**本文抜粋**

--- --- ---

気中(大気中):大気中恒温恒湿(温度25℃、相対湿度50%)7日放置後、測定。
気中→水中:大気中恒温恒湿(温度25℃、相対湿度50%)7日放置後、25℃恒温水槽中に7日放置後、測定。
【0085】
2)50%圧縮率後復元性:
内面に離型用ポリエステルフィルム(東レ製マイラ-フィルム、厚み100μm)を巻いた底部密閉二つ割り鋼製モ-ルド(内径×高さ=35mm×50mm、モ-ルド厚み5mm)に各実施例、参考例、比較例の止水剤組成物を充填し、硬化させた(硬化条件:温度20℃、相対湿度50%)。2時間後脱型して供試体とし、圧縮試験機により圧縮速度5mm/分で圧縮応力を負荷して50%変形後、圧縮負荷を開放し、初期寸法への回復時間を測定した。
【0086】
3)耐衝撃性・落錘時クラック発生有無:
内面に離型用ポリエステルフィルム(東レ製マイラ-フィルム、厚み100μm)を巻いた底部密閉二つ割鋼製の金型(内径35mm×高さ50mmの円盤状)に、各実施例、参考例、比較例の止水剤組成物を充填、硬化させ(硬化条件:温度20℃、相対湿度50%)、供試体を作成した。得らえた供試体に対する試験を、JIS-K-5400(塗料一般試験方法)記載の耐衝撃性のデュポン式(耐重り落下性)試験に準拠して実施した鋼球質量は300g、落下高さは300mmとし、供試体の破壊、クラックの有無を観察した。

--- --- ---

**データ内容**
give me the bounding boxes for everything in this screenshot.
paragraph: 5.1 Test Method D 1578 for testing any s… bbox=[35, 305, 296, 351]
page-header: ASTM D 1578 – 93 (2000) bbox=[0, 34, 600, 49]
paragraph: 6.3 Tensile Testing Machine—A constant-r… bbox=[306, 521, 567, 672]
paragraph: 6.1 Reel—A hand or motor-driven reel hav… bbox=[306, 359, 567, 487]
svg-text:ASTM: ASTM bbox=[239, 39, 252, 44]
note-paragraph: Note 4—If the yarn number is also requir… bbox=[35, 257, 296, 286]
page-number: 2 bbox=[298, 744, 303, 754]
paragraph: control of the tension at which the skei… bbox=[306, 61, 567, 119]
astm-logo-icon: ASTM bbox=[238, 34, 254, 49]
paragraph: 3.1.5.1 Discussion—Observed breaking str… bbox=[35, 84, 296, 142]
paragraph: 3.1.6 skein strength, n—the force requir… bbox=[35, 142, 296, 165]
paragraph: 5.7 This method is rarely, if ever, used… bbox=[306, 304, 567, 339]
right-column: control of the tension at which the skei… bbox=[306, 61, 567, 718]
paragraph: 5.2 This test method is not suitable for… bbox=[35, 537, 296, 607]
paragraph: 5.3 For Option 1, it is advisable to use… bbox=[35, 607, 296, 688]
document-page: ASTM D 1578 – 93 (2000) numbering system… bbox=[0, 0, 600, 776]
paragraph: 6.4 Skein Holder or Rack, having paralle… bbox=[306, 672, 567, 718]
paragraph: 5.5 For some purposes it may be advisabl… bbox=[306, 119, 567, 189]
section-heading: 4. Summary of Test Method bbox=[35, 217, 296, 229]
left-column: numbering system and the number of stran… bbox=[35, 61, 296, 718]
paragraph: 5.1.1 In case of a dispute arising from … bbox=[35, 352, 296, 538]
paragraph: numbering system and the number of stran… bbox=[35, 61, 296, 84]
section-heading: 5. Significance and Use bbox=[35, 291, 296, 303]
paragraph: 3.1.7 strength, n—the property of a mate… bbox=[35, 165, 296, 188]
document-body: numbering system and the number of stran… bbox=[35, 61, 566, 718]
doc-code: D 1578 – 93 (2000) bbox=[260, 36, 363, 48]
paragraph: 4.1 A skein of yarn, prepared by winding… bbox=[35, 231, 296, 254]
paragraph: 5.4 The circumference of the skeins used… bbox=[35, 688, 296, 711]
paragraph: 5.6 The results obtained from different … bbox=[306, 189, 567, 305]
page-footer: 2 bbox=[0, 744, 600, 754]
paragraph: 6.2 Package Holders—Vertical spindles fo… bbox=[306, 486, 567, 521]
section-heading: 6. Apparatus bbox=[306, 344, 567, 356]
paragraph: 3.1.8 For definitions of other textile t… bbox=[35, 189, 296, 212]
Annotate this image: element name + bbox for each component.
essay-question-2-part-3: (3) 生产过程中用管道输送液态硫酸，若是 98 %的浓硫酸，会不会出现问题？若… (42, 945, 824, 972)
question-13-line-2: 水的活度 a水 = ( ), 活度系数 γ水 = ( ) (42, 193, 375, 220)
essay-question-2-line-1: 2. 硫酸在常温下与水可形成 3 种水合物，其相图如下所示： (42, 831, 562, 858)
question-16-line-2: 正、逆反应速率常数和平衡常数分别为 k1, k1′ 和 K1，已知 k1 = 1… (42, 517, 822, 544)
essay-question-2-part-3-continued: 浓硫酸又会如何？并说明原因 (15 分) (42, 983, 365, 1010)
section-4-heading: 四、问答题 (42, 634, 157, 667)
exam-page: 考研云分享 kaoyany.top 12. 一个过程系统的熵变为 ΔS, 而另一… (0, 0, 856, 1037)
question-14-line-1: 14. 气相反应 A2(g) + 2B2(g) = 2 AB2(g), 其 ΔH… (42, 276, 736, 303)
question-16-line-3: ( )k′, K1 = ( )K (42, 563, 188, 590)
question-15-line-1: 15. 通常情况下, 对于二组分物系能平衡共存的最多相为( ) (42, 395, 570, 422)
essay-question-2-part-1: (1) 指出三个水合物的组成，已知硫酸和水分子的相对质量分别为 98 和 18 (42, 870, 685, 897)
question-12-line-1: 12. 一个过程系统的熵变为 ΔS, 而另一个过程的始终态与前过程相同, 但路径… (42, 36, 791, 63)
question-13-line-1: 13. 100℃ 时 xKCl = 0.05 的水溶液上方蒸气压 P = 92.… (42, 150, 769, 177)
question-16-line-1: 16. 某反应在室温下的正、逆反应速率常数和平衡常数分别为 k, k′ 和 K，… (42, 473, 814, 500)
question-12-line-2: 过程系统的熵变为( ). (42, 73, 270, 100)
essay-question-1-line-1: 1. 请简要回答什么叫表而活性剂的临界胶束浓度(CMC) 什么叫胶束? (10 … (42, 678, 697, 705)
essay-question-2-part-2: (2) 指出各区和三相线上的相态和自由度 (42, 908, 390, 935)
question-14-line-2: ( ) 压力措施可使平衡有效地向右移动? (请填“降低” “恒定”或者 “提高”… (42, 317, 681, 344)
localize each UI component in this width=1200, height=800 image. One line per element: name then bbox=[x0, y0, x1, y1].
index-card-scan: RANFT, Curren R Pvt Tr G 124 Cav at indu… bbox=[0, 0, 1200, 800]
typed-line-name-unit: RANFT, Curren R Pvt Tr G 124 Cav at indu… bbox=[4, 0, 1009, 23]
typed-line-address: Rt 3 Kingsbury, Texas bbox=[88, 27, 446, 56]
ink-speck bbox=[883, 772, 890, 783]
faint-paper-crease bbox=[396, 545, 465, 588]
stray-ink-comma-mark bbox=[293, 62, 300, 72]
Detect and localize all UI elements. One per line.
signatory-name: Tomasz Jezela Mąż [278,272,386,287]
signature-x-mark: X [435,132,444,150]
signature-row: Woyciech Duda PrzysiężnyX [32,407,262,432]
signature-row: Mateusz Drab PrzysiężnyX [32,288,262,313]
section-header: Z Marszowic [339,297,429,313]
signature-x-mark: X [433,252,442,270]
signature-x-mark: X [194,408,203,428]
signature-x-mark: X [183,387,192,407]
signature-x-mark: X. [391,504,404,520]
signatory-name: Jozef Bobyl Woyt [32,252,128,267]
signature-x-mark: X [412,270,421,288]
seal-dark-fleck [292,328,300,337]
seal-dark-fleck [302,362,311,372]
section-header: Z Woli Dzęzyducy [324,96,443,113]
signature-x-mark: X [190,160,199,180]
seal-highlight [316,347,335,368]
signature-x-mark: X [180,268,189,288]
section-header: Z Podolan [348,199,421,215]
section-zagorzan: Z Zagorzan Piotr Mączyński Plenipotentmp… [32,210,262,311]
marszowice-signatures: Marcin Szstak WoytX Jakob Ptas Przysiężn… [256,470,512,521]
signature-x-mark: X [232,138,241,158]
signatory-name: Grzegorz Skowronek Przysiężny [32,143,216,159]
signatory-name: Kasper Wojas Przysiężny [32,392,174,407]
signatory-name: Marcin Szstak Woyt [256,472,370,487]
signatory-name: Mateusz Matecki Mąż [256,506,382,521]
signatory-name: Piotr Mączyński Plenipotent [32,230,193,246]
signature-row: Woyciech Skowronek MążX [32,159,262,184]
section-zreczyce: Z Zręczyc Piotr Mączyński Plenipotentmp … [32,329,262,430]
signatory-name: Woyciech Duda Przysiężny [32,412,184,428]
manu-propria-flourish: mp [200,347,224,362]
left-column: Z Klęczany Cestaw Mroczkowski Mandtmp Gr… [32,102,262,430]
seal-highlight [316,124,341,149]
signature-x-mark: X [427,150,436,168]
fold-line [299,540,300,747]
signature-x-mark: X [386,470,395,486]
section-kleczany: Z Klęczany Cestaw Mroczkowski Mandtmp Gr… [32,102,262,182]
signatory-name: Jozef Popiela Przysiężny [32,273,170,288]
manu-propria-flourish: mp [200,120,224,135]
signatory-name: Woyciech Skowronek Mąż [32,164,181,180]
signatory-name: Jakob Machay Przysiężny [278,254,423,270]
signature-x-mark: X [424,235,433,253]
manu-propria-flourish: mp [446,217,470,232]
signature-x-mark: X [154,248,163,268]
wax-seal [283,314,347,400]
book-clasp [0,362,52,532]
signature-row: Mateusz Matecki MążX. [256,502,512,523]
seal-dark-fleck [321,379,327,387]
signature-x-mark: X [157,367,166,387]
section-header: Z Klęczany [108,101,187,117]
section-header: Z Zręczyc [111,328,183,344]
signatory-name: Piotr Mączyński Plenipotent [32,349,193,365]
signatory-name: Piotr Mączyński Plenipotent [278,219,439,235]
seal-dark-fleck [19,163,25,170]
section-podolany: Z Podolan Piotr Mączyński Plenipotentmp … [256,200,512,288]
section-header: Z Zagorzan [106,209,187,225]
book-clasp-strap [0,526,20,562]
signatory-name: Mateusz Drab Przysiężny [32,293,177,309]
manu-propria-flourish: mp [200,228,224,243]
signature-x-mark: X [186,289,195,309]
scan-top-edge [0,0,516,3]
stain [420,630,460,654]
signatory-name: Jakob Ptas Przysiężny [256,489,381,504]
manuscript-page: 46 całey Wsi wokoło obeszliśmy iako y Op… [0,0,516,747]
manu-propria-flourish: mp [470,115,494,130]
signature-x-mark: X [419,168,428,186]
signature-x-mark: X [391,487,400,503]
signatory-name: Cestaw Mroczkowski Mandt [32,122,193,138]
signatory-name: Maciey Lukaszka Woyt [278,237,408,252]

--- --- ---

**課題要件**
1. 止水剤試験の本文について、次の問いに答えてください。
(a) 「気中→水中」の条件では、恒温水槽の温度は何℃ですか。
(b) 「50%圧縮率後復元性」の試験では、充填・硬化の何時間後に脱型しますか。
(c) 耐衝撃性の試験で、落下高さはいくらですか。
2. 次の各記述が止水剤試験の本文の内容と一致するかどうかを判断してください。各記述について、判断の根拠となる本文の語句を引用してください。
(a) 「気中」の条件では、大気中に7日放置した後に測定する。
(b) 離型用ポリエステルフィルムの厚みは50μmである。
(c) 供試体の硬化条件における相対湿度は80%である。
3. 止水剤試験の本文を、最後の文の後から書き継いでください。
資料は別の出典から取られたものです。

**解答**
1.
(a) 25℃
(b) 2時間後
(c) 300mm

2.
(a) はい。「大気中恒温恒湿(温度25℃、相対湿度50%)7日放置後、測定。」
(b) いいえ。「厚み100μm」
(c) いいえ。「硬化条件:温度20℃、相対湿度50%」

3.
【0087】
4)透水係数:
各実施例、参考例、比較例の止水剤組成物を、それぞれ透水円筒(内径100mm×長さ120mm)製の金型に充填し、硬化させ(硬化条件:温度20℃、相対湿度50%)供試体とした。このように得られた供試体の透水係数を、JISA1218(土の透水試験方法)変水位透水試験方法に準拠して算出した。
【0088】
5)ゲルタイム:
試験管(直径φ20mm、高さ150mm)に各実施例、参考例、比較例の止水剤組成物を20ml容量で充填し、25℃の環境温度で流動性が消失までの時間(配合物表面から長い糸が引かなくなる、すなわち変形できなくなるまでの時間、JIS K5600-9-1:2006)をゲルタイムとした。
【0089】
6)50%圧縮率時負荷応力:
内面に離型用ポリエステルフィルム(東レ製マイラ-フィルム、厚み100μm)を巻いた底部密閉二つ割り鋼製モ-ルド(内径×高さ=35mm×50mm、モ-ルド厚み5mm)に各実施例、参考例、比較例の止水剤組成物を充填し、硬化させた(硬化条件:温度20℃、相対湿度50%)。2時間後脱型して供試体とし、圧縮試験機により圧縮速度5mm/分で圧縮応力を負荷して50%変形後まで負荷した時の負荷応力を測定した。
【0090】
7)樹脂濃度(%):
各実施例、参考例、比較例の止水剤組成物の樹脂濃度を、下記の算出方法にて求めた。
【0091】
表1の場合:
樹脂濃度(%)=
[(A)+(B)]/[(A)+(B)÷0.35+(E)+水+酸化剤+還元剤)]×100
【0092】
【0093】
なお、(B)アクリル酸マグネシウムは上記の組成物の調製において35%濃度水溶液として用いたが、各表にはそのうちの固形分換算値を記載した。
【0094】
8)耐屈曲性試験(屈曲追従性評価)
JISK5600-5-1:1999塗料一般試験方法-第5部:塗膜の機械的性質第1節、耐屈曲性(円筒形マンドレル法)により表1、2、3及び4の配合を使用して耐屈曲性試験を行った。試験板寸法は、厚み1mm、100mm×50mmの長方形である。マンドレルはステンレス鋼製、直径10mmのものを選択し上記の試験板に据付けた。試験板の表面及び裏面に亀裂が発生しない状態を合格とした。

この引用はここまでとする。